_Task objective_
Count every line of the listing where the string "Later" occurs, and reply with the count alone.

(Dataset excerpts)
┌────────
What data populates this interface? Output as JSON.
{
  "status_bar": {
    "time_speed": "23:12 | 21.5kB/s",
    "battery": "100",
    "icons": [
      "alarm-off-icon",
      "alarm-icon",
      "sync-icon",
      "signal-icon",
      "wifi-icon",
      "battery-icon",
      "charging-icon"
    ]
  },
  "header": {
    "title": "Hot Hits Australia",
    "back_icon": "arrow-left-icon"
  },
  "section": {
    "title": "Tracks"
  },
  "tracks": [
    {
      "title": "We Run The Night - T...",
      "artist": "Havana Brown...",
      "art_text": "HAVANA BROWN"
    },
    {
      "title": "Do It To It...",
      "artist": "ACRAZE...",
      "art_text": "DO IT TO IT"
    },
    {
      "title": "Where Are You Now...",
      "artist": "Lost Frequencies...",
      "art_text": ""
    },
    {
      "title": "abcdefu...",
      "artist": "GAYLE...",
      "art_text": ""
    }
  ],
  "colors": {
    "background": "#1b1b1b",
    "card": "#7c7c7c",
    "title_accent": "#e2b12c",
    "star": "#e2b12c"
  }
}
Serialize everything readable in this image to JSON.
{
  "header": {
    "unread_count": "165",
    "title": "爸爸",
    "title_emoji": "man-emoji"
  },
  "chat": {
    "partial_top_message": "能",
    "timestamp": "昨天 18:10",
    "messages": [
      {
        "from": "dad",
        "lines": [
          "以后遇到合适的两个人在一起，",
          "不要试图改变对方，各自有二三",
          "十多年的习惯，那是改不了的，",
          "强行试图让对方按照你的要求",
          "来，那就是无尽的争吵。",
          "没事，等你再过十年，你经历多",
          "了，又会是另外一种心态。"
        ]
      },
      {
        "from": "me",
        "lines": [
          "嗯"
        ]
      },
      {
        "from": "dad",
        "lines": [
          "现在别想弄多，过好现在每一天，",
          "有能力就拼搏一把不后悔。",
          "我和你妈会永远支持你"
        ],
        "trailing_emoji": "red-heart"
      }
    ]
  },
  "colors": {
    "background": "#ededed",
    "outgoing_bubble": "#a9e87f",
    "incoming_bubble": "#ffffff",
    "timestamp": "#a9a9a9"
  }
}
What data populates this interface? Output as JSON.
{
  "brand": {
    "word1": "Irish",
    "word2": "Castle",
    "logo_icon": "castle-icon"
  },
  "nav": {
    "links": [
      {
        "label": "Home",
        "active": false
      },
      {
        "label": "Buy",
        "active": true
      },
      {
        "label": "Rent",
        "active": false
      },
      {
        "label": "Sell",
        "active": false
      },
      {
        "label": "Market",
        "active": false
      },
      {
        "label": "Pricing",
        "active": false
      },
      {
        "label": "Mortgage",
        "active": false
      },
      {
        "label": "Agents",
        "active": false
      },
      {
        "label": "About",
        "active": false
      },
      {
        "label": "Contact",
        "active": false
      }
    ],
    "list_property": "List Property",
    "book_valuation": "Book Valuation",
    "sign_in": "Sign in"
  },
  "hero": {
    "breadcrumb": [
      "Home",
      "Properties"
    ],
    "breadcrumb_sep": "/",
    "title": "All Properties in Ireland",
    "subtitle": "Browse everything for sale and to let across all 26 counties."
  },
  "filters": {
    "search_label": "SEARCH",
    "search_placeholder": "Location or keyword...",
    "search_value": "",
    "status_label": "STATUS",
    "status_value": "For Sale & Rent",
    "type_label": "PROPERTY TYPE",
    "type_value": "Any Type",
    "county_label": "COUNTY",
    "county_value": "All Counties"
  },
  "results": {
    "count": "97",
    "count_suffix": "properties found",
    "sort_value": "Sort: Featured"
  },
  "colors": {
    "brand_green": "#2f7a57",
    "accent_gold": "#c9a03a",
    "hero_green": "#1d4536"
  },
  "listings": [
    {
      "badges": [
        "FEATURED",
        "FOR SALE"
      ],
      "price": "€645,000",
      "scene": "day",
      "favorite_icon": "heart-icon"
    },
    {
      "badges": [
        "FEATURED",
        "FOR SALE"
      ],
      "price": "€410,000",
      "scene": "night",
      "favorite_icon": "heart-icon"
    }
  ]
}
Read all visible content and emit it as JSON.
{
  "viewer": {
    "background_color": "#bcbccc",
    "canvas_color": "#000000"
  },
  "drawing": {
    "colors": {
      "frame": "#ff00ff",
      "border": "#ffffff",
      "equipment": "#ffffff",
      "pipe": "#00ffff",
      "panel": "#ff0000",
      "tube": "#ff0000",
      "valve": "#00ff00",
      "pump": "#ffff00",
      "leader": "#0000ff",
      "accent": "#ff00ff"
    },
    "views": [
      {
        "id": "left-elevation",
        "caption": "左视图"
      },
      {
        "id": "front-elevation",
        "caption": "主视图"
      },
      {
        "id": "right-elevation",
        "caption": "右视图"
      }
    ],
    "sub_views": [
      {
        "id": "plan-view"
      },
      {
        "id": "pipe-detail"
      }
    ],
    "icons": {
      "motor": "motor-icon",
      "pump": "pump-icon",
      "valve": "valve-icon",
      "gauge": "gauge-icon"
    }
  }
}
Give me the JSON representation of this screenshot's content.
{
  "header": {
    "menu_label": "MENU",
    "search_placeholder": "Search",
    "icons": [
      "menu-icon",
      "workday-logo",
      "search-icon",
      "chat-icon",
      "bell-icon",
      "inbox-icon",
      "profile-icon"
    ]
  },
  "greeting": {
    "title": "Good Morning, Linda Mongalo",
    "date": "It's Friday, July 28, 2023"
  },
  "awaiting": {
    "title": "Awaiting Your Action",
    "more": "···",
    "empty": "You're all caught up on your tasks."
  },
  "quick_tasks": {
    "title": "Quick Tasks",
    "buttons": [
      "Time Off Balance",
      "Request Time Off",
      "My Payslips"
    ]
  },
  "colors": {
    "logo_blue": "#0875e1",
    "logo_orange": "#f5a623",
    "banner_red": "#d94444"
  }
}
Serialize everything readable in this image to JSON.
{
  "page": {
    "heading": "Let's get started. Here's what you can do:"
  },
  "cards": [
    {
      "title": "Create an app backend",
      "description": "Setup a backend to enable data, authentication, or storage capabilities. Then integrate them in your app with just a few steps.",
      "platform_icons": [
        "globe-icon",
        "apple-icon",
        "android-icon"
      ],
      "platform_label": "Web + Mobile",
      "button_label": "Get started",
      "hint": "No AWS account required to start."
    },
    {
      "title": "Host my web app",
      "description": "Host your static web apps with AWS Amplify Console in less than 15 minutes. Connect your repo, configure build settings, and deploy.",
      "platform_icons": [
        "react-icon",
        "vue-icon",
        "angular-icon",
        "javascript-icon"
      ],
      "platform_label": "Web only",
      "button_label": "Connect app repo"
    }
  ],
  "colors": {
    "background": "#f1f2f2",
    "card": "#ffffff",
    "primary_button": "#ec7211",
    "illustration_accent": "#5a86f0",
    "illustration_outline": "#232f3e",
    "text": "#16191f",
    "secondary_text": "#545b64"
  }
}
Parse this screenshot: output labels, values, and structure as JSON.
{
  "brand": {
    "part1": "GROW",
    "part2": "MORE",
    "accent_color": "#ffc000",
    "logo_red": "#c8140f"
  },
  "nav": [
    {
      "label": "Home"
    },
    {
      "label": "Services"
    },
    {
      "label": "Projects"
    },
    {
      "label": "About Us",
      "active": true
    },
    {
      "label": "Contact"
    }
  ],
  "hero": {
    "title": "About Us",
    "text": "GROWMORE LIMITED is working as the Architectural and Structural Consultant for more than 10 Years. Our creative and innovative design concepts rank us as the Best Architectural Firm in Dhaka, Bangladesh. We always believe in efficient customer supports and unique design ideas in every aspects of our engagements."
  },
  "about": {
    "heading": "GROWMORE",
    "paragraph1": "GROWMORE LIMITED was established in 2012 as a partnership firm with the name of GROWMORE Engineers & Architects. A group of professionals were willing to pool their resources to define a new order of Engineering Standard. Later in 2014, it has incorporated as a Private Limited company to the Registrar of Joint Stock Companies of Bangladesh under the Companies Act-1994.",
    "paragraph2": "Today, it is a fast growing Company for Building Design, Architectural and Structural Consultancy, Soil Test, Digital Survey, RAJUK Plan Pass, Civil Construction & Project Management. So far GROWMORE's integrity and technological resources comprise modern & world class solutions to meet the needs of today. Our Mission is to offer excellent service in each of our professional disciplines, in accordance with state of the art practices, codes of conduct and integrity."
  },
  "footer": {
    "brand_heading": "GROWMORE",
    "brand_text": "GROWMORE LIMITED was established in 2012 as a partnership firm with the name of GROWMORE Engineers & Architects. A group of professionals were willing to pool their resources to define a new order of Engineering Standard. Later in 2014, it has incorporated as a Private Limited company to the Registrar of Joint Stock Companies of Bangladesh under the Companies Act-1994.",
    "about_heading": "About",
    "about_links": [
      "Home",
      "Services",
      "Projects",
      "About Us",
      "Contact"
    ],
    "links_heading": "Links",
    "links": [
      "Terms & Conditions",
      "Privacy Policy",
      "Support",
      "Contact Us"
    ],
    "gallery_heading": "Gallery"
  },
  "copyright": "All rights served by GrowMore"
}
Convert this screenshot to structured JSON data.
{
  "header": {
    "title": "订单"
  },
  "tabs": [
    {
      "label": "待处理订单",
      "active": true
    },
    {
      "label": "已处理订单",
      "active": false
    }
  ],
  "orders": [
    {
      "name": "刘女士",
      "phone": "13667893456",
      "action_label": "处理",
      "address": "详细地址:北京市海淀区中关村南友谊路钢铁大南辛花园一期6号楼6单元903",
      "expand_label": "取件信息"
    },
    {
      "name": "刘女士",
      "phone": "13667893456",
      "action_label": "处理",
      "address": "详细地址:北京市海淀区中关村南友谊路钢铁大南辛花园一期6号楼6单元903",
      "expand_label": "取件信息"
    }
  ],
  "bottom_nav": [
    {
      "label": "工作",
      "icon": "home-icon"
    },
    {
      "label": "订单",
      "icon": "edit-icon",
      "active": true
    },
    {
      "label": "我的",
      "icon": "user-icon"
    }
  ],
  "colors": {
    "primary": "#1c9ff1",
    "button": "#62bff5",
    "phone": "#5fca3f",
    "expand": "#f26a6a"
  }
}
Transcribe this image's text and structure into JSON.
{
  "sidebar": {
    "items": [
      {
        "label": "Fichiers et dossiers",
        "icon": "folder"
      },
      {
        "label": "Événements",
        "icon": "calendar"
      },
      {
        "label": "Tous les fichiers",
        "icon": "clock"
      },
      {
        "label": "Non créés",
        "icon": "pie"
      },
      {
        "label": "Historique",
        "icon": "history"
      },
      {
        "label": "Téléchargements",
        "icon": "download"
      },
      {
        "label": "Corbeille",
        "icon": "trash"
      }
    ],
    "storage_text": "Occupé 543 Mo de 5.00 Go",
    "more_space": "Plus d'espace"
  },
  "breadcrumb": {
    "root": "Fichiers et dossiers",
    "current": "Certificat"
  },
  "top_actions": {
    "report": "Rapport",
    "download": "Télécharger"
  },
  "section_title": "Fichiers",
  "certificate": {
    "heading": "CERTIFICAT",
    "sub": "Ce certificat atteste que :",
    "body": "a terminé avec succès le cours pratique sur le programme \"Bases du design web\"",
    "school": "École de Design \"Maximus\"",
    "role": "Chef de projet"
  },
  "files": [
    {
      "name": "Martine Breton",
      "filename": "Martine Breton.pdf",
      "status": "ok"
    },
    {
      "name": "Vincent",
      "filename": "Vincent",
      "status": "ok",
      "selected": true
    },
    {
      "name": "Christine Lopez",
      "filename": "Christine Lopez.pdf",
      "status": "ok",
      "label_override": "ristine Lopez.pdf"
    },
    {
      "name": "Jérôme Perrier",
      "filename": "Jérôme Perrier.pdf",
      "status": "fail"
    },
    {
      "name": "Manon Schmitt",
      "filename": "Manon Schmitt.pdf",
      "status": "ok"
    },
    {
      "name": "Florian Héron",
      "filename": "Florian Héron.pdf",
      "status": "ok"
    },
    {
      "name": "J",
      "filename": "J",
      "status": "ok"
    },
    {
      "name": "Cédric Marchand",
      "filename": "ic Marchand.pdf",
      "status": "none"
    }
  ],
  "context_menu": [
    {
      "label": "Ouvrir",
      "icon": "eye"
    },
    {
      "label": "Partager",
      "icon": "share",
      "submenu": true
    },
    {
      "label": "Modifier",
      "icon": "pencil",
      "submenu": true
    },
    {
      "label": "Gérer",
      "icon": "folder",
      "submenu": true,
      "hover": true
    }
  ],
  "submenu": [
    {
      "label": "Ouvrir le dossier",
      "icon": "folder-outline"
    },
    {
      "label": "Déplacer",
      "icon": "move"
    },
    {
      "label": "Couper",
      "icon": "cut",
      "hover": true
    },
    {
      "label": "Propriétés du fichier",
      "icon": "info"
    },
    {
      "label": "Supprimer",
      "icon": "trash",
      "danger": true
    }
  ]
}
└────────
_The output_
2